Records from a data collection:
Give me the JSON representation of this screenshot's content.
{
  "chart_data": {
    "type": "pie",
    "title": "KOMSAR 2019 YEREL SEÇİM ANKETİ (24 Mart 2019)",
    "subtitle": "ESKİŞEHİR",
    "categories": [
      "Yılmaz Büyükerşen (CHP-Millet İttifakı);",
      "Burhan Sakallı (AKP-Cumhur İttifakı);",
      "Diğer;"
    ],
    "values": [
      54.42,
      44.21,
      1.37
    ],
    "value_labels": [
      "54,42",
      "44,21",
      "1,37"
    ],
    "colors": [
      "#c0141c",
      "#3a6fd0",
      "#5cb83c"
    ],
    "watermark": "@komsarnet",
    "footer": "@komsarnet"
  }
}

WHAT THE TASK ASKS:
Copy out each record, keeping every word as it is.

WRITTEN ANSWER:
Give me the JSON representation of this screenshot's content.
{
  "chart_data": {
    "type": "pie",
    "title": "KOMSAR 2019 YEREL SEÇİM ANKETİ (24 Mart 2019)",
    "subtitle": "ESKİŞEHİR",
    "categories": [
      "Yılmaz Büyükerşen (CHP-Millet İttifakı);",
      "Burhan Sakallı (AKP-Cumhur İttifakı);",
      "Diğer;"
    ],
    "values": [
      54.42,
      44.21,
      1.37
    ],
    "value_labels": [
      "54,42",
      "44,21",
      "1,37"
    ],
    "colors": [
      "#c0141c",
      "#3a6fd0",
      "#5cb83c"
    ],
    "watermark": "@komsarnet",
    "footer": "@komsarnet"
  }
}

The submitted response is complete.